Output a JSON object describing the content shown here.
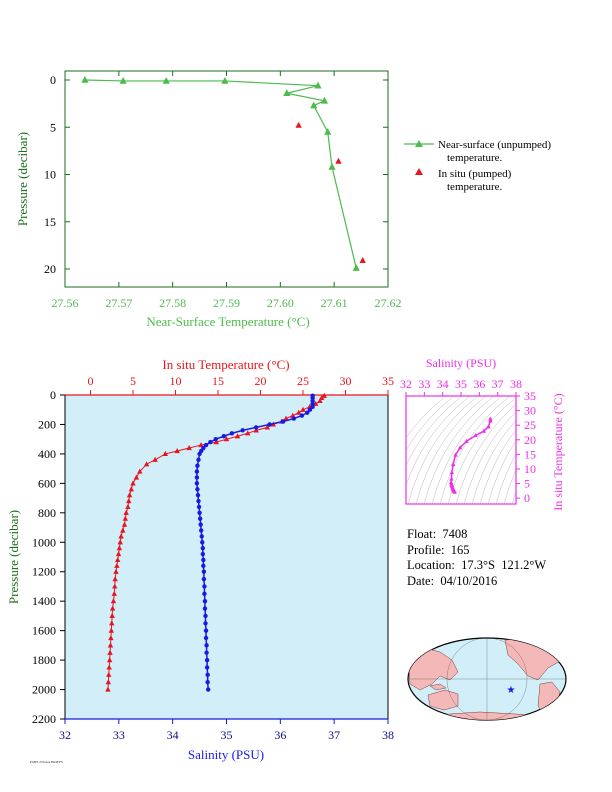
{
  "chart_data": [
    {
      "type": "line",
      "xlabel": "Near-Surface Temperature (°C)",
      "ylabel": "Pressure (decibar)",
      "xlim": [
        27.56,
        27.62
      ],
      "ylim": [
        0,
        22
      ],
      "y_inverted": true,
      "xticks": [
        "27.56",
        "27.57",
        "27.58",
        "27.59",
        "27.60",
        "27.61",
        "27.62"
      ],
      "yticks": [
        "0",
        "5",
        "10",
        "15",
        "20"
      ],
      "grid": false,
      "legend_position": "right",
      "series": [
        {
          "name": "Near-surface (unpumped) temperature.",
          "marker": "triangle",
          "color": "#4cbb4c",
          "points": [
            {
              "x": 27.5637,
              "y": 0.0
            },
            {
              "x": 27.5708,
              "y": 0.1
            },
            {
              "x": 27.5788,
              "y": 0.1
            },
            {
              "x": 27.5897,
              "y": 0.1
            },
            {
              "x": 27.607,
              "y": 0.6
            },
            {
              "x": 27.6012,
              "y": 1.4
            },
            {
              "x": 27.6082,
              "y": 2.2
            },
            {
              "x": 27.6062,
              "y": 2.7
            },
            {
              "x": 27.6088,
              "y": 5.5
            },
            {
              "x": 27.6096,
              "y": 9.2
            },
            {
              "x": 27.6141,
              "y": 19.9
            }
          ]
        },
        {
          "name": "In situ (pumped) temperature.",
          "marker": "triangle",
          "color": "#e8141e",
          "points": [
            {
              "x": 27.6034,
              "y": 4.8
            },
            {
              "x": 27.6108,
              "y": 8.6
            },
            {
              "x": 27.6153,
              "y": 19.1
            }
          ]
        }
      ]
    },
    {
      "type": "line",
      "title_top": "In situ Temperature (°C)",
      "xlabel_bottom": "Salinity (PSU)",
      "ylabel": "Pressure (decibar)",
      "xlim_top": [
        -3,
        35
      ],
      "xticks_top": [
        "0",
        "5",
        "10",
        "15",
        "20",
        "25",
        "30",
        "35"
      ],
      "xlim_bottom": [
        32,
        38
      ],
      "xticks_bottom": [
        "32",
        "33",
        "34",
        "35",
        "36",
        "37",
        "38"
      ],
      "ylim": [
        0,
        2200
      ],
      "y_inverted": true,
      "yticks": [
        "0",
        "200",
        "400",
        "600",
        "800",
        "1000",
        "1200",
        "1400",
        "1600",
        "1800",
        "2000",
        "2200"
      ],
      "background": "#d2eef8",
      "series": [
        {
          "name": "In situ Temperature",
          "axis": "top",
          "marker": "triangle",
          "color": "#e8141e",
          "points": [
            {
              "x": 27.5,
              "y": 5
            },
            {
              "x": 27.2,
              "y": 20
            },
            {
              "x": 27.0,
              "y": 40
            },
            {
              "x": 26.5,
              "y": 60
            },
            {
              "x": 25.8,
              "y": 80
            },
            {
              "x": 25.0,
              "y": 100
            },
            {
              "x": 24.5,
              "y": 120
            },
            {
              "x": 23.8,
              "y": 140
            },
            {
              "x": 23.0,
              "y": 160
            },
            {
              "x": 22.5,
              "y": 180
            },
            {
              "x": 21.5,
              "y": 200
            },
            {
              "x": 20.8,
              "y": 220
            },
            {
              "x": 19.5,
              "y": 240
            },
            {
              "x": 18.5,
              "y": 260
            },
            {
              "x": 17.3,
              "y": 280
            },
            {
              "x": 16.0,
              "y": 300
            },
            {
              "x": 14.8,
              "y": 320
            },
            {
              "x": 13.0,
              "y": 340
            },
            {
              "x": 11.6,
              "y": 360
            },
            {
              "x": 10.2,
              "y": 380
            },
            {
              "x": 8.8,
              "y": 400
            },
            {
              "x": 7.6,
              "y": 440
            },
            {
              "x": 6.6,
              "y": 470
            },
            {
              "x": 5.8,
              "y": 520
            },
            {
              "x": 5.4,
              "y": 560
            },
            {
              "x": 5.0,
              "y": 600
            },
            {
              "x": 4.8,
              "y": 640
            },
            {
              "x": 4.6,
              "y": 680
            },
            {
              "x": 4.5,
              "y": 720
            },
            {
              "x": 4.4,
              "y": 760
            },
            {
              "x": 4.2,
              "y": 800
            },
            {
              "x": 4.1,
              "y": 840
            },
            {
              "x": 4.0,
              "y": 880
            },
            {
              "x": 3.8,
              "y": 920
            },
            {
              "x": 3.6,
              "y": 960
            },
            {
              "x": 3.5,
              "y": 1000
            },
            {
              "x": 3.4,
              "y": 1040
            },
            {
              "x": 3.3,
              "y": 1080
            },
            {
              "x": 3.2,
              "y": 1120
            },
            {
              "x": 3.1,
              "y": 1160
            },
            {
              "x": 3.0,
              "y": 1200
            },
            {
              "x": 2.9,
              "y": 1250
            },
            {
              "x": 2.85,
              "y": 1300
            },
            {
              "x": 2.8,
              "y": 1350
            },
            {
              "x": 2.7,
              "y": 1400
            },
            {
              "x": 2.6,
              "y": 1450
            },
            {
              "x": 2.55,
              "y": 1500
            },
            {
              "x": 2.5,
              "y": 1550
            },
            {
              "x": 2.45,
              "y": 1600
            },
            {
              "x": 2.4,
              "y": 1650
            },
            {
              "x": 2.35,
              "y": 1700
            },
            {
              "x": 2.3,
              "y": 1750
            },
            {
              "x": 2.25,
              "y": 1800
            },
            {
              "x": 2.2,
              "y": 1850
            },
            {
              "x": 2.15,
              "y": 1900
            },
            {
              "x": 2.1,
              "y": 1950
            },
            {
              "x": 2.05,
              "y": 2000
            }
          ]
        },
        {
          "name": "Salinity",
          "axis": "bottom",
          "marker": "circle",
          "color": "#1919e6",
          "points": [
            {
              "x": 36.6,
              "y": 5
            },
            {
              "x": 36.6,
              "y": 20
            },
            {
              "x": 36.6,
              "y": 40
            },
            {
              "x": 36.6,
              "y": 60
            },
            {
              "x": 36.6,
              "y": 80
            },
            {
              "x": 36.55,
              "y": 100
            },
            {
              "x": 36.5,
              "y": 120
            },
            {
              "x": 36.4,
              "y": 140
            },
            {
              "x": 36.25,
              "y": 160
            },
            {
              "x": 36.05,
              "y": 180
            },
            {
              "x": 35.8,
              "y": 200
            },
            {
              "x": 35.55,
              "y": 220
            },
            {
              "x": 35.3,
              "y": 240
            },
            {
              "x": 35.1,
              "y": 260
            },
            {
              "x": 34.95,
              "y": 280
            },
            {
              "x": 34.8,
              "y": 300
            },
            {
              "x": 34.7,
              "y": 320
            },
            {
              "x": 34.62,
              "y": 340
            },
            {
              "x": 34.57,
              "y": 360
            },
            {
              "x": 34.53,
              "y": 380
            },
            {
              "x": 34.5,
              "y": 400
            },
            {
              "x": 34.48,
              "y": 440
            },
            {
              "x": 34.46,
              "y": 480
            },
            {
              "x": 34.45,
              "y": 520
            },
            {
              "x": 34.45,
              "y": 560
            },
            {
              "x": 34.45,
              "y": 600
            },
            {
              "x": 34.46,
              "y": 640
            },
            {
              "x": 34.47,
              "y": 680
            },
            {
              "x": 34.48,
              "y": 720
            },
            {
              "x": 34.49,
              "y": 760
            },
            {
              "x": 34.5,
              "y": 800
            },
            {
              "x": 34.51,
              "y": 840
            },
            {
              "x": 34.52,
              "y": 880
            },
            {
              "x": 34.53,
              "y": 920
            },
            {
              "x": 34.54,
              "y": 960
            },
            {
              "x": 34.55,
              "y": 1000
            },
            {
              "x": 34.56,
              "y": 1040
            },
            {
              "x": 34.56,
              "y": 1080
            },
            {
              "x": 34.57,
              "y": 1120
            },
            {
              "x": 34.57,
              "y": 1160
            },
            {
              "x": 34.58,
              "y": 1200
            },
            {
              "x": 34.58,
              "y": 1250
            },
            {
              "x": 34.59,
              "y": 1300
            },
            {
              "x": 34.59,
              "y": 1350
            },
            {
              "x": 34.6,
              "y": 1400
            },
            {
              "x": 34.6,
              "y": 1450
            },
            {
              "x": 34.61,
              "y": 1500
            },
            {
              "x": 34.61,
              "y": 1550
            },
            {
              "x": 34.62,
              "y": 1600
            },
            {
              "x": 34.62,
              "y": 1650
            },
            {
              "x": 34.63,
              "y": 1700
            },
            {
              "x": 34.63,
              "y": 1750
            },
            {
              "x": 34.64,
              "y": 1800
            },
            {
              "x": 34.64,
              "y": 1850
            },
            {
              "x": 34.65,
              "y": 1900
            },
            {
              "x": 34.65,
              "y": 1950
            },
            {
              "x": 34.66,
              "y": 2000
            }
          ]
        }
      ]
    },
    {
      "type": "scatter",
      "title_top": "Salinity (PSU)",
      "ylabel_right": "In situ Temperature (°C)",
      "xlim": [
        32,
        38
      ],
      "xticks": [
        "32",
        "33",
        "34",
        "35",
        "36",
        "37",
        "38"
      ],
      "ylim": [
        -2,
        35
      ],
      "yticks": [
        "0",
        "5",
        "10",
        "15",
        "20",
        "25",
        "30",
        "35"
      ],
      "color": "#ee2ee8",
      "points": [
        {
          "x": 34.66,
          "y": 2.1
        },
        {
          "x": 34.64,
          "y": 2.3
        },
        {
          "x": 34.62,
          "y": 2.5
        },
        {
          "x": 34.6,
          "y": 2.7
        },
        {
          "x": 34.58,
          "y": 3.0
        },
        {
          "x": 34.56,
          "y": 3.3
        },
        {
          "x": 34.54,
          "y": 3.6
        },
        {
          "x": 34.52,
          "y": 4.0
        },
        {
          "x": 34.5,
          "y": 4.4
        },
        {
          "x": 34.48,
          "y": 4.8
        },
        {
          "x": 34.46,
          "y": 5.4
        },
        {
          "x": 34.48,
          "y": 6.6
        },
        {
          "x": 34.5,
          "y": 8.8
        },
        {
          "x": 34.57,
          "y": 11.6
        },
        {
          "x": 34.7,
          "y": 14.8
        },
        {
          "x": 34.95,
          "y": 17.3
        },
        {
          "x": 35.3,
          "y": 19.5
        },
        {
          "x": 35.8,
          "y": 21.5
        },
        {
          "x": 36.25,
          "y": 23.0
        },
        {
          "x": 36.5,
          "y": 24.5
        },
        {
          "x": 36.6,
          "y": 26.5
        },
        {
          "x": 36.6,
          "y": 27.2
        }
      ]
    }
  ],
  "info": {
    "float": "Float:  7408",
    "profile": "Profile:  165",
    "location": "Location:  17.3°S  121.2°W",
    "date": "Date:  04/10/2016"
  },
  "footer_tiny": "PMEL/NOAA BRIEFS",
  "colors": {
    "green": "#4cbb4c",
    "red": "#e8141e",
    "blue": "#1919e6",
    "magenta": "#ee2ee8",
    "navy": "#101080",
    "land": "#f4b8b8",
    "ocean": "#d2eef8"
  }
}
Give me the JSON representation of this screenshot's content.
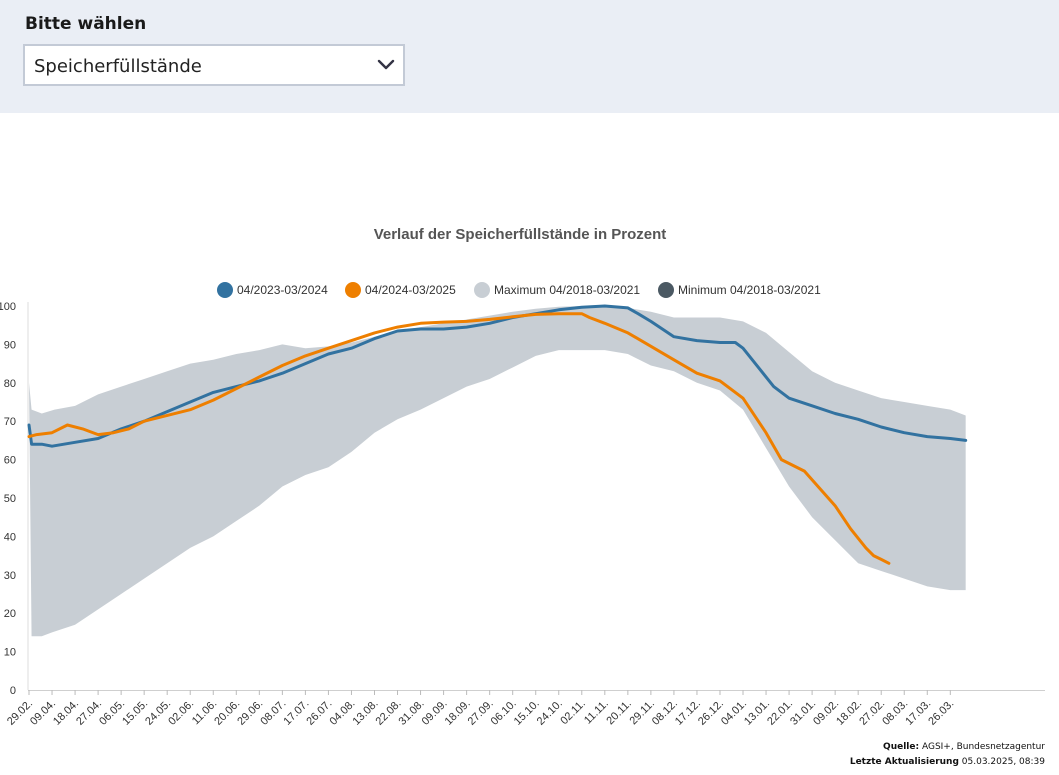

■ Given task ■
Copy each line of the records above that carries the word "name".

■ Task answer ■
          "name": "Near-surface (unpumped) temperature.",
          "name": "In situ (pumped) temperature.",
          "name": "In situ Temperature",
          "name": "Salinity",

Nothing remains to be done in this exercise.